▶ [Goal of the exercise]
Wherever a line in the data below holds "name", copy that line.

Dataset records
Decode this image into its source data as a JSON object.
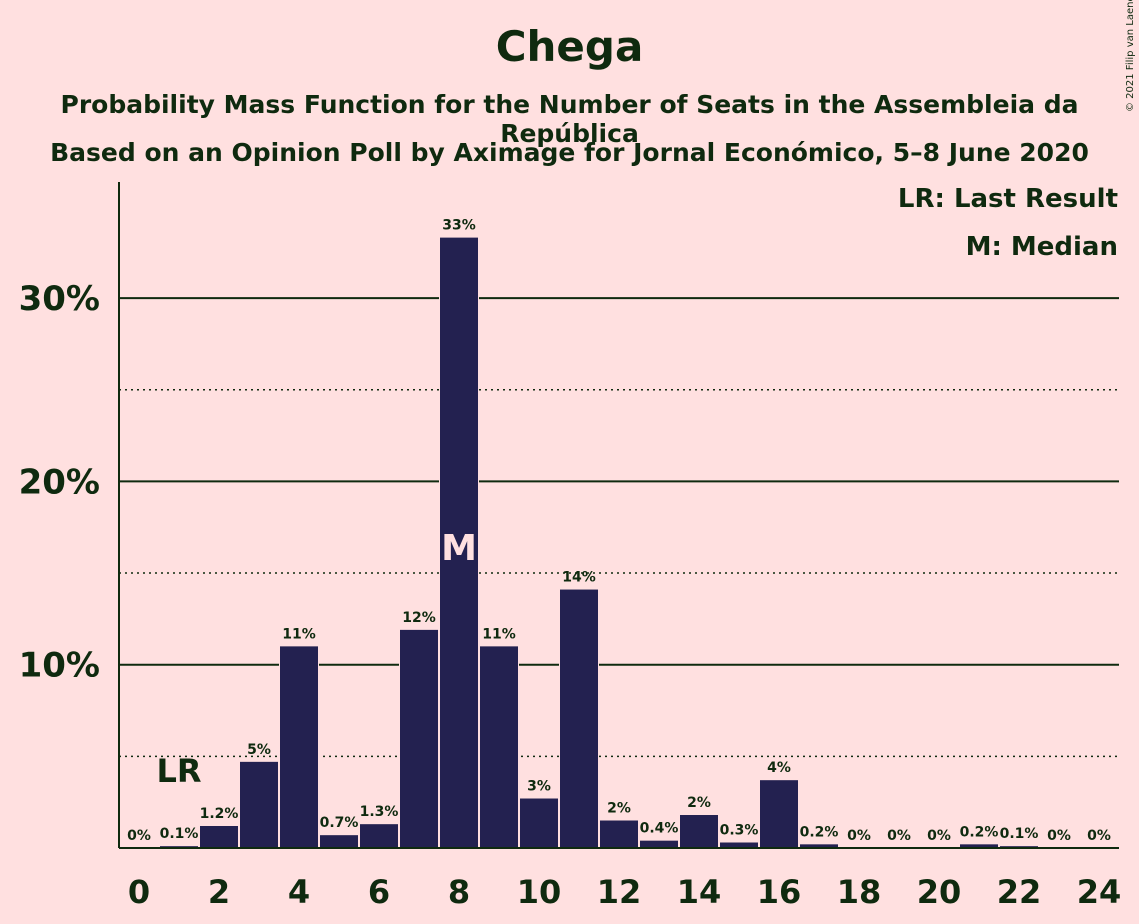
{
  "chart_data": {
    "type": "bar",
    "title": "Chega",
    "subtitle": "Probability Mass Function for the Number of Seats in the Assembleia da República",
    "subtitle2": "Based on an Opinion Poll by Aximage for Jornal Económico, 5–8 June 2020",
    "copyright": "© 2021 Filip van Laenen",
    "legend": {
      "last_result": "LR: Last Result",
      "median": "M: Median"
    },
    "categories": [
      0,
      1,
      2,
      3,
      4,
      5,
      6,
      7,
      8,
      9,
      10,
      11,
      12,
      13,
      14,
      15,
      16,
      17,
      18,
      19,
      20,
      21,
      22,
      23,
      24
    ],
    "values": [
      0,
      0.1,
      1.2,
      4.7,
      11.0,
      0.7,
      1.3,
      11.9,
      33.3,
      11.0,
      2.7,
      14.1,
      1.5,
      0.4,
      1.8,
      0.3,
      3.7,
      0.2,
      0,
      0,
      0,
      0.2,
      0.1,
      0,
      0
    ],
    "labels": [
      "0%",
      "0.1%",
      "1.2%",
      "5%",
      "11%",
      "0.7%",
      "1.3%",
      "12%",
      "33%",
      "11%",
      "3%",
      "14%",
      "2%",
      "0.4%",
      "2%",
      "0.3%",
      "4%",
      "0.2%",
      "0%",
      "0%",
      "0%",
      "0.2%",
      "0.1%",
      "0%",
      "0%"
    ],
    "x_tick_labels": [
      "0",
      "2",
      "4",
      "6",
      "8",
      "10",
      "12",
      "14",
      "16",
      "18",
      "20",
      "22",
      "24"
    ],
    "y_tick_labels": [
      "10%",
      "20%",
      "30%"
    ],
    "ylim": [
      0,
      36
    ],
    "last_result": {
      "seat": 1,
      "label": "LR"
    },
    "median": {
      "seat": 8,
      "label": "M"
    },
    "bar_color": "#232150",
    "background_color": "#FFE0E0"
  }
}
--
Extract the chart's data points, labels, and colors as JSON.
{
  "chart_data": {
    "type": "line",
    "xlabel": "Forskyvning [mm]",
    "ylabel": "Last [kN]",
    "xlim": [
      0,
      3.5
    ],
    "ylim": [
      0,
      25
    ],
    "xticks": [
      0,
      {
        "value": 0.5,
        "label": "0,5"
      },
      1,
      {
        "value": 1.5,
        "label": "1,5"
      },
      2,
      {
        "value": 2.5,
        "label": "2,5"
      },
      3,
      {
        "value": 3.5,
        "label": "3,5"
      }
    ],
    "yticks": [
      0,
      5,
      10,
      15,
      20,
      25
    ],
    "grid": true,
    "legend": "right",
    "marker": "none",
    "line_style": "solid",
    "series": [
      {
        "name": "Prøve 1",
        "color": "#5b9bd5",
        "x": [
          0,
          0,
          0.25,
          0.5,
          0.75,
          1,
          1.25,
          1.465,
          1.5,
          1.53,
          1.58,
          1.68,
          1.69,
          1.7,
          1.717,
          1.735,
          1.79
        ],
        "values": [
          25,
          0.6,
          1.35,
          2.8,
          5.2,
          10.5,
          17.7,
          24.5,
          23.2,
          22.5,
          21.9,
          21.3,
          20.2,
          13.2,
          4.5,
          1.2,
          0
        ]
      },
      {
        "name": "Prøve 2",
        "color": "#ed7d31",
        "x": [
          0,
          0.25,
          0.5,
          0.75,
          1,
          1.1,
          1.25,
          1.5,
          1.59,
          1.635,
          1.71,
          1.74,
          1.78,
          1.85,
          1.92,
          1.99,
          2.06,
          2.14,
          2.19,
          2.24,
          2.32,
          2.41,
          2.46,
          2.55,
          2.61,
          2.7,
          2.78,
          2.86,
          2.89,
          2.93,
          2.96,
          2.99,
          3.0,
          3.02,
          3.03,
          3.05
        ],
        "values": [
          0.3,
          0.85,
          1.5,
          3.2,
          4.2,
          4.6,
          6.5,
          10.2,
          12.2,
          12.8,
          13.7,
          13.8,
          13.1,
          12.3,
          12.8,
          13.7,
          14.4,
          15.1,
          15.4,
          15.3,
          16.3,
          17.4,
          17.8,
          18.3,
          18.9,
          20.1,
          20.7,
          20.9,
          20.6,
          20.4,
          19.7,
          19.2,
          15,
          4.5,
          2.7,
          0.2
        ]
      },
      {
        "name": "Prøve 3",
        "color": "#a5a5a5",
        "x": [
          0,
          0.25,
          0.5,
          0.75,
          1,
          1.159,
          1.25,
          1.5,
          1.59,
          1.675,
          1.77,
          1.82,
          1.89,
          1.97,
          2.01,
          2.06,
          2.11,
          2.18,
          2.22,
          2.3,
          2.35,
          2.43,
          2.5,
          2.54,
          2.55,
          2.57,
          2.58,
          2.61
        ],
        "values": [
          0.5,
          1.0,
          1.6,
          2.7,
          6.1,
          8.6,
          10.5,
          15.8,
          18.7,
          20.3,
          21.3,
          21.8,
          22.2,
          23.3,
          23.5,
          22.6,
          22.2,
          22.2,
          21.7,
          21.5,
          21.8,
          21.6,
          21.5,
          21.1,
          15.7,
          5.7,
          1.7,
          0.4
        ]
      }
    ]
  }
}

▶ [Solution to the problem]
        "name": "Prøve 1",
        "name": "Prøve 2",
        "name": "Prøve 3",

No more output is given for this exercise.